> TASK BRIEF
In the material below, identify each line bearing the word "edit". Reproduce those lines.

> RECORDS FOR THIS TASK
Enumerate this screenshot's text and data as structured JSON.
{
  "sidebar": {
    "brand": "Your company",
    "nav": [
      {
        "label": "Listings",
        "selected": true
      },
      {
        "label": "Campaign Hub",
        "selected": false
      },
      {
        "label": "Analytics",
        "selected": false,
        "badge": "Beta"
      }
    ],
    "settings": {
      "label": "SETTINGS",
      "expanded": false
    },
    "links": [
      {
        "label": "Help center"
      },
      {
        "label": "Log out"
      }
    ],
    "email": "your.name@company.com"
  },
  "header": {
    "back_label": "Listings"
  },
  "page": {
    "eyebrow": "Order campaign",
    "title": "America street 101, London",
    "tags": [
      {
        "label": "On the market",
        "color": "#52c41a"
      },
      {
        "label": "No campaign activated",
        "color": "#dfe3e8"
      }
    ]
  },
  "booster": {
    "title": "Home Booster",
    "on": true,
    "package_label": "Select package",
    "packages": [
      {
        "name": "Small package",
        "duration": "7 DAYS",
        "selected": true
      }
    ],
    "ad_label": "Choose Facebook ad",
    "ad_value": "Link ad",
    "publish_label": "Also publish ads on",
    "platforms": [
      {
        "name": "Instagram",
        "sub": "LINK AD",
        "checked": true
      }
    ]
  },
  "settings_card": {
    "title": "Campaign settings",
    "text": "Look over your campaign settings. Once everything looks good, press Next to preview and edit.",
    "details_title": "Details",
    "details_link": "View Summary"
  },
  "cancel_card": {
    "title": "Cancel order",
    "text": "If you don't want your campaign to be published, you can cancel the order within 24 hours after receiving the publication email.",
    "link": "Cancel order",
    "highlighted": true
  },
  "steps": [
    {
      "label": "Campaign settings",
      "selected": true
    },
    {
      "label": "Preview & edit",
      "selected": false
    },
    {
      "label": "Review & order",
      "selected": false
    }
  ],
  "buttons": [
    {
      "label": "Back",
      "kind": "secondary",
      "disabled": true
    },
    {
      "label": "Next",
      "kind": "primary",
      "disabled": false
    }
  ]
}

> TASK RESPONSE
    "text": "Look over your campaign settings. Once everything looks good, press Next to preview and edit.",
      "label": "Preview & edit",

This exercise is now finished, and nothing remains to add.